* [TEXT PROVIDED]
Are we going down the same route as Spain with building permissions being granted by corrupt officials and then deemed illegal, leaving the owner with no recompense? Are the local officials inept or corrupt, or is there another reason? Is the EPC or the Belediye going to make this information public and commence prosecutions if officials are found to have worked outside of their remit?


We can foresee a reverberation through the property market in Turkey as this becomes more publicly known. Local businesses and employment will begin to suffer and the reputation of Turkey and Kaş as a safe place to invest will be ruined for years.


We can all see the need for controls and adherence to regulations, so why are new projects still being built on the Kaş Peninsula which are blatantly outside of the current regulations? The Belediye Zabita officials visit these and still the green light is being given to proceed with the projects. This is perhaps why it has very recently been stated that no new building permissions at all will be granted on the Peninsula. Who is making these decisions?



As a note: Turkish lawyers are not expected to perform due diligence on a property transfer unless they are specifically so instructed. They only do the conveyance. This is different to the standard practise in most European countries. So you have no recourse to malpractise unless your written and notarised instructions to the lawyer stated that they were responsible for due diligence.




Now we come to the really bad part. The EPC is only taking action against foreign purchasers. If you are a Turkish national you do not need to obtain a report from the EPC. This is conspicuous and significant discrimination by the Turkish authorities and it is contrary to: the Turkish Constitution, which broadly states that foreigners have the same rights as Turkish citizens; The European Charter of Economic Rights, to which Turkey is a signatory; and the principle of international reciprocity. That is, a Turkish citizen has the same right as a European person to buy property in the EU but we do not have similar reciprocal rights on the Peninsula.


Transactions have been observed where property has been sold to Turkish citizens without the EPC referral process. Checks made with the TAPU office have confirmed that Turkish citizens do not need to obtain an EPC report.


Turkish citizens, knowing that they are the only possible buyers are driving hard bargains which has already caused a substantial fall in the value of properties on the Peninsula.




A meeting has taken place with the Kaymakam and at his request, the signing of a petition by a few residents was organised. This has been translated and presented to him. He has responded quickly and sent a request for the attention of:

    [*]The Governorship of Antalya [*]The Provincial Directorate of the Department of Environment and Urban Development [*]The Municipality of Kaş that is the Mayor


The reply is awaited. Translated copies of the documents are attached


As can be seen from these documents it has been determined, regrettably, that the only course of action is to apply for an amnesty for all properties on the Peninsula which were purchased before 2013, even though many of us believe that our properties are legally compliant and most of us know of many that aren’t. Trying to determine rules for which properties are legal and which are not would be a nightmare and inspections and arguments would take many, many years causing severe problems for us all. Maybe properties that have been subsequently modified without permission should be exempted from the amnesty but even determining these would be very difficult.

* [SUPPLIED RECORDS]
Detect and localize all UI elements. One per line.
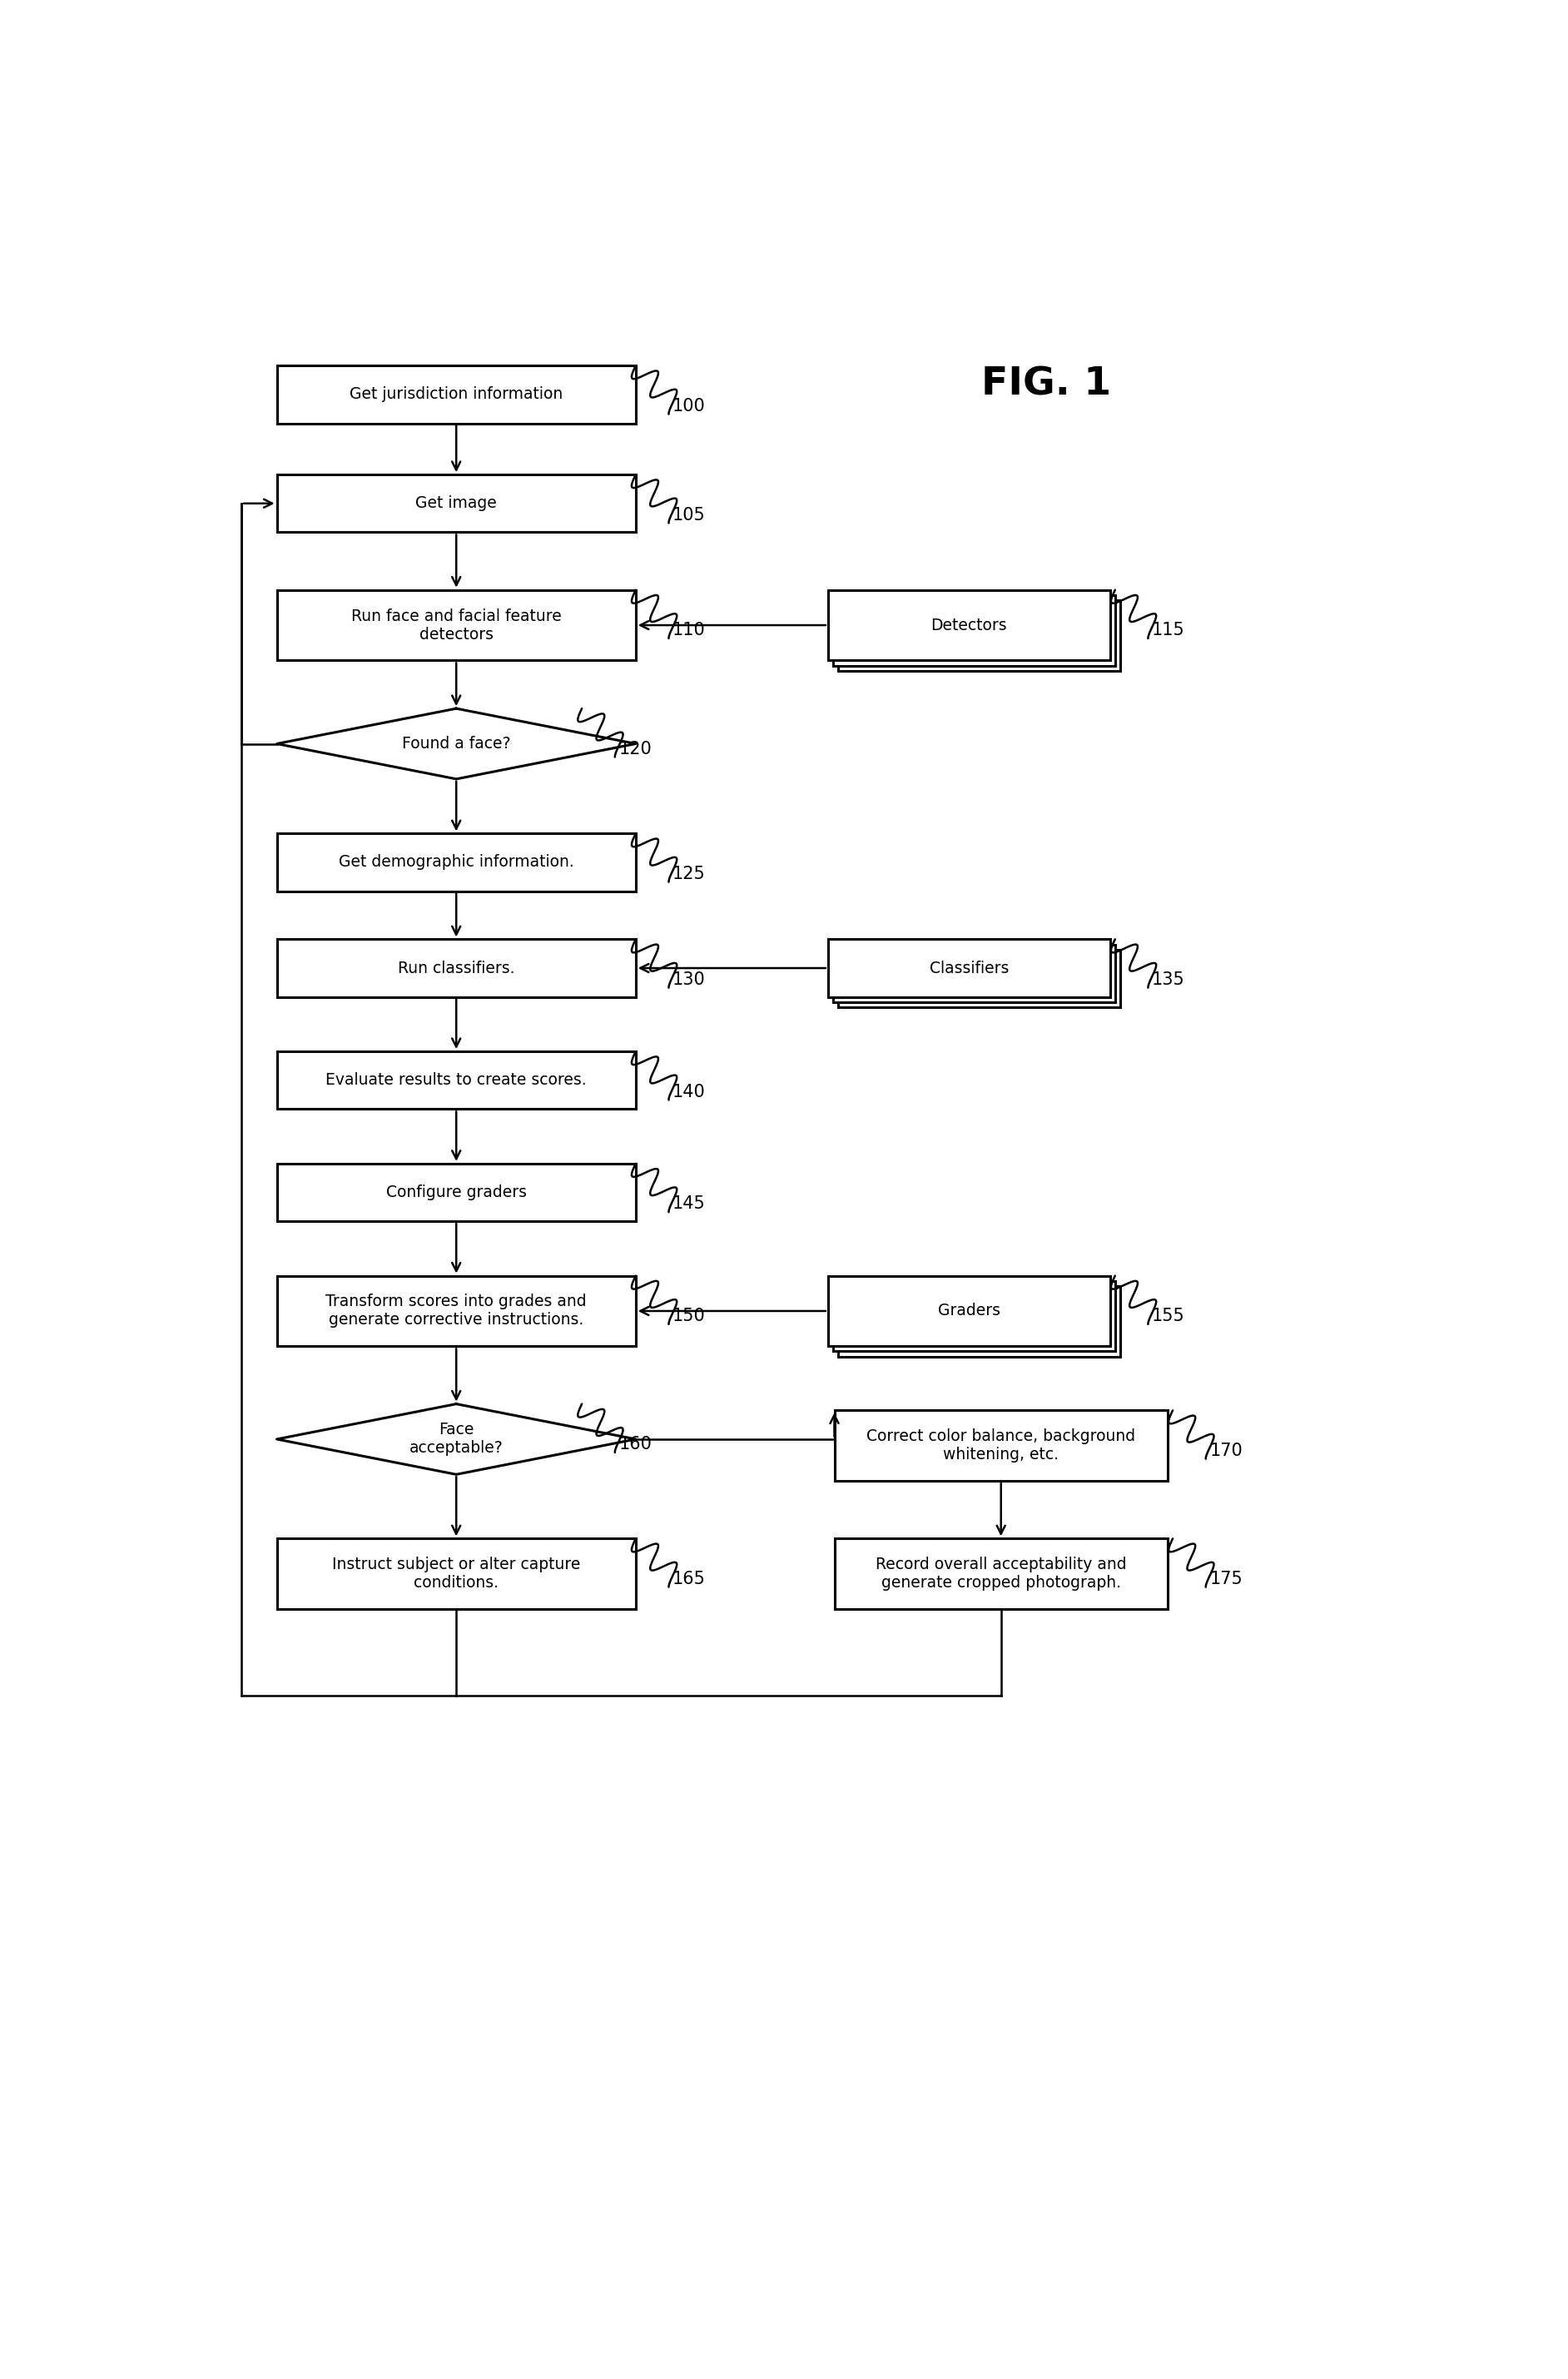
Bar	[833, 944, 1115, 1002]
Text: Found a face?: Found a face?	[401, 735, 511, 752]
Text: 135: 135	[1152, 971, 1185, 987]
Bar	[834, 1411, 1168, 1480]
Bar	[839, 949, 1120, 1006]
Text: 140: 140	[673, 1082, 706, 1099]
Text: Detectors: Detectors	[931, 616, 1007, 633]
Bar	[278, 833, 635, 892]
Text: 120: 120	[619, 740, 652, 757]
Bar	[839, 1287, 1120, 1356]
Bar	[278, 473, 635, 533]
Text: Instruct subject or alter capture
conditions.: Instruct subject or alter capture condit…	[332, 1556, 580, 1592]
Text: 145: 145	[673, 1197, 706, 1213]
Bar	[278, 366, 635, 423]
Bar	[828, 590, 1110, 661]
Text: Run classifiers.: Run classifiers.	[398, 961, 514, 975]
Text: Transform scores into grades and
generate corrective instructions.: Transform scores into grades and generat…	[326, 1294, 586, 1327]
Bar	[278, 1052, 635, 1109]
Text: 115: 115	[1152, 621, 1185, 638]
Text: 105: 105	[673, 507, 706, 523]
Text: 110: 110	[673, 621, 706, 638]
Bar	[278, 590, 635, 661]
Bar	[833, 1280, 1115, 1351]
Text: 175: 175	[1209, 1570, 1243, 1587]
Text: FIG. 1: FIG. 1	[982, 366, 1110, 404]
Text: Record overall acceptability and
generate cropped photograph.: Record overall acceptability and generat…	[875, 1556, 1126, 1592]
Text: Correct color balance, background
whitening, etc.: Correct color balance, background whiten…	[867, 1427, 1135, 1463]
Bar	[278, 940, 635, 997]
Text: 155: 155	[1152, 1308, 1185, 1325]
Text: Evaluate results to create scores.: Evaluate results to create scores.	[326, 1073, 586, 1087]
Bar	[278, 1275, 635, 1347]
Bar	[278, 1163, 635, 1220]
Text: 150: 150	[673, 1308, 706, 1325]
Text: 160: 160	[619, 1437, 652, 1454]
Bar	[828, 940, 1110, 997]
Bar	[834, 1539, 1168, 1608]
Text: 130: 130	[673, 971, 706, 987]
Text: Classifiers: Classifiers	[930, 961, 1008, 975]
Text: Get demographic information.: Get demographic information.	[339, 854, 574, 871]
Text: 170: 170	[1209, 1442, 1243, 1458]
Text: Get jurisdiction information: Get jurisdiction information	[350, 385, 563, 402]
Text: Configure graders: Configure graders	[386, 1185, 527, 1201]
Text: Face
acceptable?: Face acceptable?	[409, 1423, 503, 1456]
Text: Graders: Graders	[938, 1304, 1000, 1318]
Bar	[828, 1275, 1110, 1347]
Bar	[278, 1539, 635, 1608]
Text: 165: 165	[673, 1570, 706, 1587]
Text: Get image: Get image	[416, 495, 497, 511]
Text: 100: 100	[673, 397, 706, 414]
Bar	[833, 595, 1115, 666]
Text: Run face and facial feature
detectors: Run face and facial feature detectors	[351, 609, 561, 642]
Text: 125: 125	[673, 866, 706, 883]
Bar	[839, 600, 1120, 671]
* * *
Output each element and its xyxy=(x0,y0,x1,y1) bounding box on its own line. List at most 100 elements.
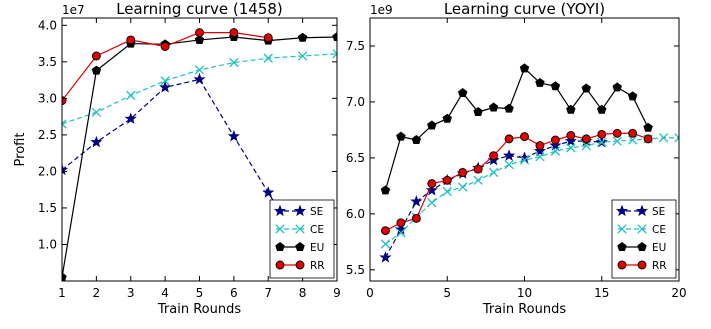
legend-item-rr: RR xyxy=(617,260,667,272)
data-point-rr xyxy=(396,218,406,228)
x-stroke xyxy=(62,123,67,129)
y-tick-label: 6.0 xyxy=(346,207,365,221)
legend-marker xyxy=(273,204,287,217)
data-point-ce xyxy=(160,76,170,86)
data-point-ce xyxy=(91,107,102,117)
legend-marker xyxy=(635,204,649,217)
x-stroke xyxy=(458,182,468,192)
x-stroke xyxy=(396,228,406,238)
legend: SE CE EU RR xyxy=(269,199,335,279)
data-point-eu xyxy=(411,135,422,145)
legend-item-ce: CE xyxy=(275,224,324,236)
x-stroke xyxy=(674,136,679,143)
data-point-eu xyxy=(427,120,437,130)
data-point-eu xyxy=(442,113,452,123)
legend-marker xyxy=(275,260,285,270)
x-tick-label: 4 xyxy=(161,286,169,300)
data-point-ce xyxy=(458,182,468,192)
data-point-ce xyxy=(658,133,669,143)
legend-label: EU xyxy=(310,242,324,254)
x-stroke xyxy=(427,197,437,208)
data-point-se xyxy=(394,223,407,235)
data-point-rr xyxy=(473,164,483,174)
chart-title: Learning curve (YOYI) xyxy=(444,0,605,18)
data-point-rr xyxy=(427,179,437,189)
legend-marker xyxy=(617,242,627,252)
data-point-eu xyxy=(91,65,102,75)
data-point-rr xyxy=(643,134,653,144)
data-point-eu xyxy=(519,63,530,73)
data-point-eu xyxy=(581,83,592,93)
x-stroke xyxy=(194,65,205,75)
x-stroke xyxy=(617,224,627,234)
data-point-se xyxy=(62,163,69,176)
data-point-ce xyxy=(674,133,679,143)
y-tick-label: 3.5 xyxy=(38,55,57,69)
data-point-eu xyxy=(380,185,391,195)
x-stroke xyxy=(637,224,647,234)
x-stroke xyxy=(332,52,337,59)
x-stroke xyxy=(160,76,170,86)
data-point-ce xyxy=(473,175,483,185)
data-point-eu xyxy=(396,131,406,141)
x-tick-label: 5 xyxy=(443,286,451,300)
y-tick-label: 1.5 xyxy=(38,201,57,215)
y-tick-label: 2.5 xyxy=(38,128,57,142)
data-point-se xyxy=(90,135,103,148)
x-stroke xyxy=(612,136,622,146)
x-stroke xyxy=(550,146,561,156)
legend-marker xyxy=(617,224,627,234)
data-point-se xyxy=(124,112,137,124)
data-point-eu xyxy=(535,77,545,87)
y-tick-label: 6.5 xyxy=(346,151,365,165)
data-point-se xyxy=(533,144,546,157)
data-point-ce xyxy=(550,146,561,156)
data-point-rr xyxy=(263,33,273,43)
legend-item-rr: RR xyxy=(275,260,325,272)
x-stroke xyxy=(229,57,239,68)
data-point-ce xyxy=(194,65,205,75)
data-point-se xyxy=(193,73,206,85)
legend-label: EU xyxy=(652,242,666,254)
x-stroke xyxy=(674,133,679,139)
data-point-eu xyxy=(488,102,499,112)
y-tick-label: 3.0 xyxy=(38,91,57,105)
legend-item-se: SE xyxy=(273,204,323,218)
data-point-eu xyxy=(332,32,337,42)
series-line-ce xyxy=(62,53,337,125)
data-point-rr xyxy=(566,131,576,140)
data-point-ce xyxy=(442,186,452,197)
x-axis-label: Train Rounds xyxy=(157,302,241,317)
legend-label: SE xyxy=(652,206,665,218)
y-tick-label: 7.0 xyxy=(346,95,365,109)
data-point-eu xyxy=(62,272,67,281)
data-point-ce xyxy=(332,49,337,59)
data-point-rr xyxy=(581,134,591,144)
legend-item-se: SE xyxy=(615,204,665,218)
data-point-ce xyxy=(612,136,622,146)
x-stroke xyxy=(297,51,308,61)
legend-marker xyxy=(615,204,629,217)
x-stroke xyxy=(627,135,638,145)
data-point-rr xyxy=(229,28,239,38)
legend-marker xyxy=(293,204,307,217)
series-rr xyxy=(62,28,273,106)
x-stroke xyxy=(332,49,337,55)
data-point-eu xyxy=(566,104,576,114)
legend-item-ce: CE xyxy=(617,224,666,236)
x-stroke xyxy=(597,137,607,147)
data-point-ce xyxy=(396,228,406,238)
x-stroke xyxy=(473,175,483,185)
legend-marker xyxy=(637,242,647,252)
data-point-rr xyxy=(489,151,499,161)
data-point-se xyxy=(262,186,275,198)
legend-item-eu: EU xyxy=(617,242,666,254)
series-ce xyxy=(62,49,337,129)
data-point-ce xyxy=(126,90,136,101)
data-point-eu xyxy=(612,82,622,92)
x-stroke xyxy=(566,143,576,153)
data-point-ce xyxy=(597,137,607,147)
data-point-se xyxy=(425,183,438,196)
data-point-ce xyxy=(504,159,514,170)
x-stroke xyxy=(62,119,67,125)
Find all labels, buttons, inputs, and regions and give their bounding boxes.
--
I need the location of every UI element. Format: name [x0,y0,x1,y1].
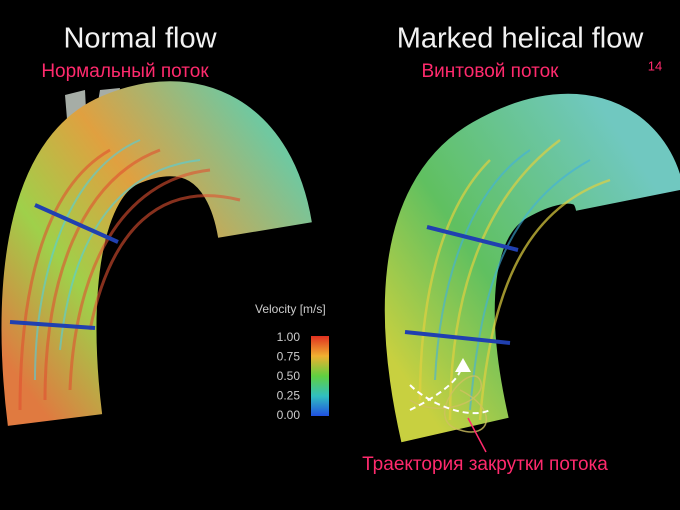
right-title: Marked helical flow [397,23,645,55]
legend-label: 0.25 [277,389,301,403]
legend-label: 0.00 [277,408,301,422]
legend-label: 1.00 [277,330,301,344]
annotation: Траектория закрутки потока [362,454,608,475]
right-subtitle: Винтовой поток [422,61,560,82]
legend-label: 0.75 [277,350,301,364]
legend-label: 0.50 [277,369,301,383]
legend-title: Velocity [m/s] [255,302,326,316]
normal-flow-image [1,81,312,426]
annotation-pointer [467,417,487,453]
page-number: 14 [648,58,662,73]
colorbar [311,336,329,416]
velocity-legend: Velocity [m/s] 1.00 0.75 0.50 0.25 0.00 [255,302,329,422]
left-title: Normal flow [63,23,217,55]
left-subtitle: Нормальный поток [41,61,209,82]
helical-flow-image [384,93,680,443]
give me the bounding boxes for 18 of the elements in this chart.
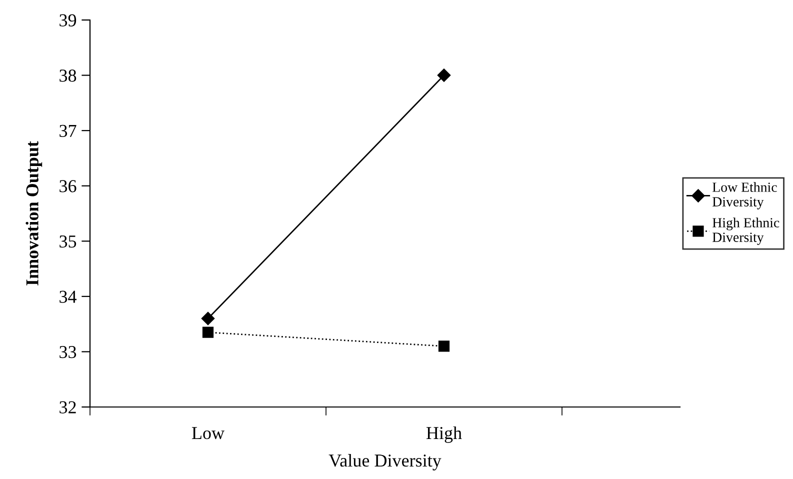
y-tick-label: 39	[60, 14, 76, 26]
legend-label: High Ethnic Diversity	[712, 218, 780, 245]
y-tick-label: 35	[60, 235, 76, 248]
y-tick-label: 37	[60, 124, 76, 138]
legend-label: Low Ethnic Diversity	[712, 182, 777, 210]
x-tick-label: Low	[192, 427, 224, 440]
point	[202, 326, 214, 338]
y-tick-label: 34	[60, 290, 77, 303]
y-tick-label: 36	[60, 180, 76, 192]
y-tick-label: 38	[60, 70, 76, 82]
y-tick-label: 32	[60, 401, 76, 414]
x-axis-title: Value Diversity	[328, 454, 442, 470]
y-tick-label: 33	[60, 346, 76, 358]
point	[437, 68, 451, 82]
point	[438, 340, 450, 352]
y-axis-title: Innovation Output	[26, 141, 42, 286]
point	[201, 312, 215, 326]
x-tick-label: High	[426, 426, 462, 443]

* [PROBLEMS TO WORK ON]
**a.** Repeat the passage in the text about property on the Kaş Peninsula from "Turkish citizens, knowing" to "properties on the Peninsula.".
**b.** From the text about property on the Kaş Peninsula, list every body to which the Kaymakam sent a request for attention.

* [PROBLEM SOLUTIONS]
**a.**
Turkish citizens, knowing that they are the only possible buyers are driving hard bargains which has already caused a substantial fall in the value of properties on the Peninsula.

**b.**
- The Governorship of Antalya
- The Provincial Directorate of the Department of Environment and Urban Development
- The Municipality of Kaş, that is, the Mayor